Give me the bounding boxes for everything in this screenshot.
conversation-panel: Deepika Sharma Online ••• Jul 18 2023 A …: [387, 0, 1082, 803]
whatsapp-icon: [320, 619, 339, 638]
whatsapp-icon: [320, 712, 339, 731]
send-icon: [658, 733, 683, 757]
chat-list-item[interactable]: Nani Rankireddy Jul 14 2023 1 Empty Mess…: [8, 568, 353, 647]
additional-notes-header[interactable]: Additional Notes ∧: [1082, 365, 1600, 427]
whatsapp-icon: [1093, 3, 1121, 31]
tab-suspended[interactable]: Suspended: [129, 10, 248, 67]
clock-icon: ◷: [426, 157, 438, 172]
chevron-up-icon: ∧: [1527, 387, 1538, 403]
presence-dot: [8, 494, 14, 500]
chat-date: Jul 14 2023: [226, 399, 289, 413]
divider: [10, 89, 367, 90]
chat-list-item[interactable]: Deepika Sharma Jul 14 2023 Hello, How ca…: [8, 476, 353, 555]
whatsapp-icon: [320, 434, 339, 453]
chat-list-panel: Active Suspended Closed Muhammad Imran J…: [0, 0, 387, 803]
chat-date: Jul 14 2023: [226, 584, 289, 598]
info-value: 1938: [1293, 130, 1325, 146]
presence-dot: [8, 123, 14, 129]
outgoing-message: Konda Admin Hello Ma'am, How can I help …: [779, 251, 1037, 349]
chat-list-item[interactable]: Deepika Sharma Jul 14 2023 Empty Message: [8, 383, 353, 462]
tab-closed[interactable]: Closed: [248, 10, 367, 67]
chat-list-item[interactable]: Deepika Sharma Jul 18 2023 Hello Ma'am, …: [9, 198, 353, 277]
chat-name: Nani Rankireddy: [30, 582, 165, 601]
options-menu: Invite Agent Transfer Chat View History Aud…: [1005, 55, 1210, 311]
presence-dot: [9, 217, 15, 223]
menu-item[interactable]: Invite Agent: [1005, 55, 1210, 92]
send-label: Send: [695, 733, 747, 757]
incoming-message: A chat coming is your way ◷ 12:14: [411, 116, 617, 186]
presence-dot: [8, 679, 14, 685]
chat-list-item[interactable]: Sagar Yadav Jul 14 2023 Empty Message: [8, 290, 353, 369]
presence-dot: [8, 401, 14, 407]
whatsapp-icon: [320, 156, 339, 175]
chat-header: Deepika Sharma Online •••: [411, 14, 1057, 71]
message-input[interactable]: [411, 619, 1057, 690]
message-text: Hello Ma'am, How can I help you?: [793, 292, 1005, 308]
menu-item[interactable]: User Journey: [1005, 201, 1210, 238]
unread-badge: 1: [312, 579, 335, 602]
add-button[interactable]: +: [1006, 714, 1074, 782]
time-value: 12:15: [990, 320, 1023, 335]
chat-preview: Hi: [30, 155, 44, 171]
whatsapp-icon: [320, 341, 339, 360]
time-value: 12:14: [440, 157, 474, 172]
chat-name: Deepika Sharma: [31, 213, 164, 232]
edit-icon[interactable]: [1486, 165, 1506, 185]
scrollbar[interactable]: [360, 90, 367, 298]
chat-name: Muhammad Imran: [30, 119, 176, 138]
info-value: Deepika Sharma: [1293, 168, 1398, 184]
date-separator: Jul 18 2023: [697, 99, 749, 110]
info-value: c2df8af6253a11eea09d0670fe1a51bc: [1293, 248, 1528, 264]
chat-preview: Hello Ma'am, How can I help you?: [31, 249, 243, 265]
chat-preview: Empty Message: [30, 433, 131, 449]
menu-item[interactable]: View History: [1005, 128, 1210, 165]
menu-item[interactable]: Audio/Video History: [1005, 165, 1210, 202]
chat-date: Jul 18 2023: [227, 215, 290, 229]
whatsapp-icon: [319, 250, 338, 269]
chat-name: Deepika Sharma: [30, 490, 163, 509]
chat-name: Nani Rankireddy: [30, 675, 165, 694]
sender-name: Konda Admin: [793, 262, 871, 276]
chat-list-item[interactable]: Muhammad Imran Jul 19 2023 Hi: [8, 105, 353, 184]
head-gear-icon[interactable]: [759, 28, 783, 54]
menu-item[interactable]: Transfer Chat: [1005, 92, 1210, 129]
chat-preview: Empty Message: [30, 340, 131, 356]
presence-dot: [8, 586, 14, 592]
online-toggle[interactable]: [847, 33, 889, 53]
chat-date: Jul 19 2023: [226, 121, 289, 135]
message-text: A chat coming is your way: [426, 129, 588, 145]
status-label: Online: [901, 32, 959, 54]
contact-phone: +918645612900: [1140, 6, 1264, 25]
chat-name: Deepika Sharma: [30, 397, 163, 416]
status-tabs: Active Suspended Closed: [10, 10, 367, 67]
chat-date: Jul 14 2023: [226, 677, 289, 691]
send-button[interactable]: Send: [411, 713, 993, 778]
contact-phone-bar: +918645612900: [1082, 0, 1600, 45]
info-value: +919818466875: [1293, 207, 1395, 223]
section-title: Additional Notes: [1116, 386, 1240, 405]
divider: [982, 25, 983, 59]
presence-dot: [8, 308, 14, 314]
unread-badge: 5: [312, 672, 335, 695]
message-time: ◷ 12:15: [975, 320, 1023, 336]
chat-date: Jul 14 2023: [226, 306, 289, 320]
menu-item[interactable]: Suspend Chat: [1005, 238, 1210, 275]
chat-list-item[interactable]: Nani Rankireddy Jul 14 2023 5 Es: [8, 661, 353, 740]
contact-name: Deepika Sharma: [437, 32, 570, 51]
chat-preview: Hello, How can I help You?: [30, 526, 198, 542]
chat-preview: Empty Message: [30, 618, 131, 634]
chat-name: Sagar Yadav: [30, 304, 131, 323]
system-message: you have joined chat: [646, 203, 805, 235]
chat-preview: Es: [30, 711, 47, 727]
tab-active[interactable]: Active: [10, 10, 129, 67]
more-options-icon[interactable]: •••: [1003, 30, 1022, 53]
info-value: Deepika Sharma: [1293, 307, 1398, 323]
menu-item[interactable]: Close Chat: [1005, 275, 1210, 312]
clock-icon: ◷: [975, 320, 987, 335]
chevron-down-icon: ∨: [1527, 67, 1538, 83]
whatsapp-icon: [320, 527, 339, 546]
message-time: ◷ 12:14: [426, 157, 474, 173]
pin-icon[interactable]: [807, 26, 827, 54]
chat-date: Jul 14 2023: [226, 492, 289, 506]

* * *

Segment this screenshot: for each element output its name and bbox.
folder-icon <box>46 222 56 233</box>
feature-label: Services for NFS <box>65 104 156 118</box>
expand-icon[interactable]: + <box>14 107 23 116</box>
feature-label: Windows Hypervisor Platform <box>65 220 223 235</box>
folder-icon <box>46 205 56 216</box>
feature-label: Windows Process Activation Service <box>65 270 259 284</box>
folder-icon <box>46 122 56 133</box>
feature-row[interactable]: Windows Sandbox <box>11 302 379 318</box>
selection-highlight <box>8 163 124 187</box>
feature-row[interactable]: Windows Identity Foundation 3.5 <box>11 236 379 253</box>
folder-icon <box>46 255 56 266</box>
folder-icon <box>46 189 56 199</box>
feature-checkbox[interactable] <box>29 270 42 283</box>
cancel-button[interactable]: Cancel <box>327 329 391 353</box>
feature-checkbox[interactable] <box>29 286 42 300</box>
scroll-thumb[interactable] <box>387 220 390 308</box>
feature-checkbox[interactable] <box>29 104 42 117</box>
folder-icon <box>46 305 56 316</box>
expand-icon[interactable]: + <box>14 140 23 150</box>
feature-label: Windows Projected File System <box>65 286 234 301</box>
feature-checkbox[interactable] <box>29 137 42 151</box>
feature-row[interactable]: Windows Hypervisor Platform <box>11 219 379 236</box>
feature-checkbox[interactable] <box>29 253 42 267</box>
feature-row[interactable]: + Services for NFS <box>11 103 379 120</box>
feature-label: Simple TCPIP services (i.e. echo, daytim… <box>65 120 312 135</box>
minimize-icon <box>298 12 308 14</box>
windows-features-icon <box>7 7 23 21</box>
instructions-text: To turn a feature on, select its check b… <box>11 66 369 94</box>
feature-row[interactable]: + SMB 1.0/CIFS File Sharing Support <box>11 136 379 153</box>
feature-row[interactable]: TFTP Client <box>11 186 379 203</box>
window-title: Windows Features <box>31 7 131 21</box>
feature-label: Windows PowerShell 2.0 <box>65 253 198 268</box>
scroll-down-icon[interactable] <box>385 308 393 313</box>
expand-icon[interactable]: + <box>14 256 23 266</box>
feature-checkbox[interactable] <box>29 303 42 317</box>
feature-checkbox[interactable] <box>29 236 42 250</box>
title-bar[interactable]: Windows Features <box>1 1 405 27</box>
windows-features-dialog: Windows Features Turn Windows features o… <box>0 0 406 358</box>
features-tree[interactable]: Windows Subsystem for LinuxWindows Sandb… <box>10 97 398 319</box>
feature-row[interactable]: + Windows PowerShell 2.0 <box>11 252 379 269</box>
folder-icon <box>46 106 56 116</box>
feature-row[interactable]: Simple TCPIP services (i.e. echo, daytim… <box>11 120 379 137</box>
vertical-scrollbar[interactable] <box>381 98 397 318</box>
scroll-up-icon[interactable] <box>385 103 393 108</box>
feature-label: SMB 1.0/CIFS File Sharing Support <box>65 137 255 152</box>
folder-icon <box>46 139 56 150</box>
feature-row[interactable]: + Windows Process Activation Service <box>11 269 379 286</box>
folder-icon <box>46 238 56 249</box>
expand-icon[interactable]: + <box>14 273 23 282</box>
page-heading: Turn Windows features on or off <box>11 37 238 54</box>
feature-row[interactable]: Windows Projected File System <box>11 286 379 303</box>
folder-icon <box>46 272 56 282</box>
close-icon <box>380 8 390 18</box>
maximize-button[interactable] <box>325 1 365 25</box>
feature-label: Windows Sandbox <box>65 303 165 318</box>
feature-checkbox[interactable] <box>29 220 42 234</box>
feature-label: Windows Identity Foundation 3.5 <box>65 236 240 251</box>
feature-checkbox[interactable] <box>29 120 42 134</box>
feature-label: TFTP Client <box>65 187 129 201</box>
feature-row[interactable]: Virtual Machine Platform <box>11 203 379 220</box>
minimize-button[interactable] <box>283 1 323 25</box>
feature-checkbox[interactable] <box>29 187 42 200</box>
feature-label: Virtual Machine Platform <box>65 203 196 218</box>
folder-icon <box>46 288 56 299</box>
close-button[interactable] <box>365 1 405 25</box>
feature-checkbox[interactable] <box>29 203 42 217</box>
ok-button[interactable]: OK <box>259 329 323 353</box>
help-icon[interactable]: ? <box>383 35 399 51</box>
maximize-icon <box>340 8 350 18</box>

* * *

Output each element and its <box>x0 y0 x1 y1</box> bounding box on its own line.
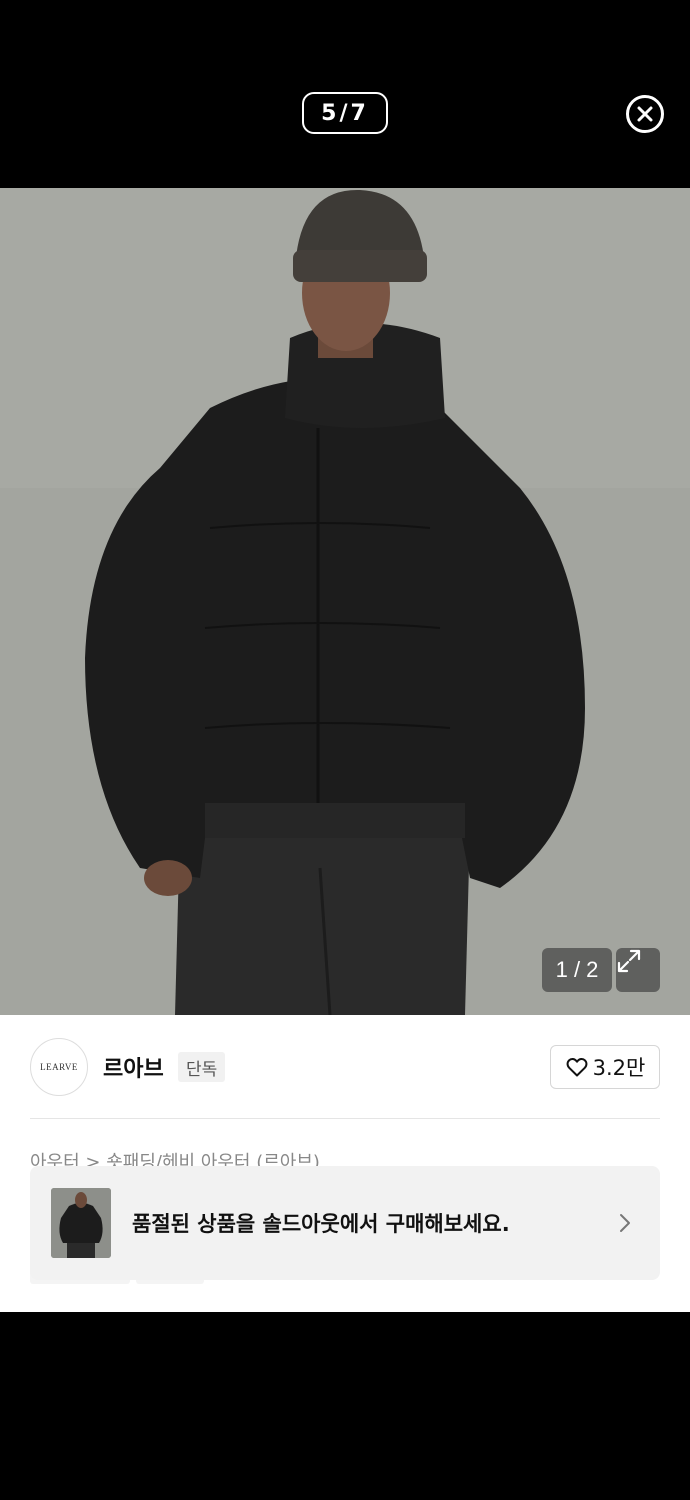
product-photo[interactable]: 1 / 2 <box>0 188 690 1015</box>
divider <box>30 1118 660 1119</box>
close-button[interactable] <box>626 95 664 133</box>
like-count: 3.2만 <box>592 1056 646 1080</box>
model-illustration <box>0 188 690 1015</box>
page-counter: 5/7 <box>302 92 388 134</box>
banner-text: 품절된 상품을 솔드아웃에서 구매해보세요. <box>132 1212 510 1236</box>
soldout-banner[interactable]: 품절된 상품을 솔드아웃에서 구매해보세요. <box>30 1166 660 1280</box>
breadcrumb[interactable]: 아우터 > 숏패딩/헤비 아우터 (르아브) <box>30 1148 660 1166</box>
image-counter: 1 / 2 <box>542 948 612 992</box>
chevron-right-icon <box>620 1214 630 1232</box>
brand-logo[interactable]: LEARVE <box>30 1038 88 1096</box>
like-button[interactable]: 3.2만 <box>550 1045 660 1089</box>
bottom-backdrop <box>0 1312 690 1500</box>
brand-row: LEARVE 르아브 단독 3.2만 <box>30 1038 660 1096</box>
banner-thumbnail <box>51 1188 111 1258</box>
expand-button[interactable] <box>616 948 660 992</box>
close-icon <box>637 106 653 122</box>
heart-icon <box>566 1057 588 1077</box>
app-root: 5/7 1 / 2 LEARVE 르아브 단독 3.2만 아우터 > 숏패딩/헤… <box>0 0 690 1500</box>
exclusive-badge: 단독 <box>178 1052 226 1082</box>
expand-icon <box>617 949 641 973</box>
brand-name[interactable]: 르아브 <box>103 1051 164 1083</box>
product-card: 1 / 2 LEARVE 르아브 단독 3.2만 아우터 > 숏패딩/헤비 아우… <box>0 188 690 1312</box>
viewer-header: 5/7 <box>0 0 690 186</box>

What needs to be done ::
Return the data lines unchanged, starting at the line that contains "Give me the" and ending at the line that contains "send-icon: [658, 733, 683, 757]", with both of those lines included.

Response to this task ::
Give me the bounding boxes for everything in this screenshot.
conversation-panel: Deepika Sharma Online ••• Jul 18 2023 A …: [387, 0, 1082, 803]
whatsapp-icon: [320, 619, 339, 638]
whatsapp-icon: [320, 712, 339, 731]
send-icon: [658, 733, 683, 757]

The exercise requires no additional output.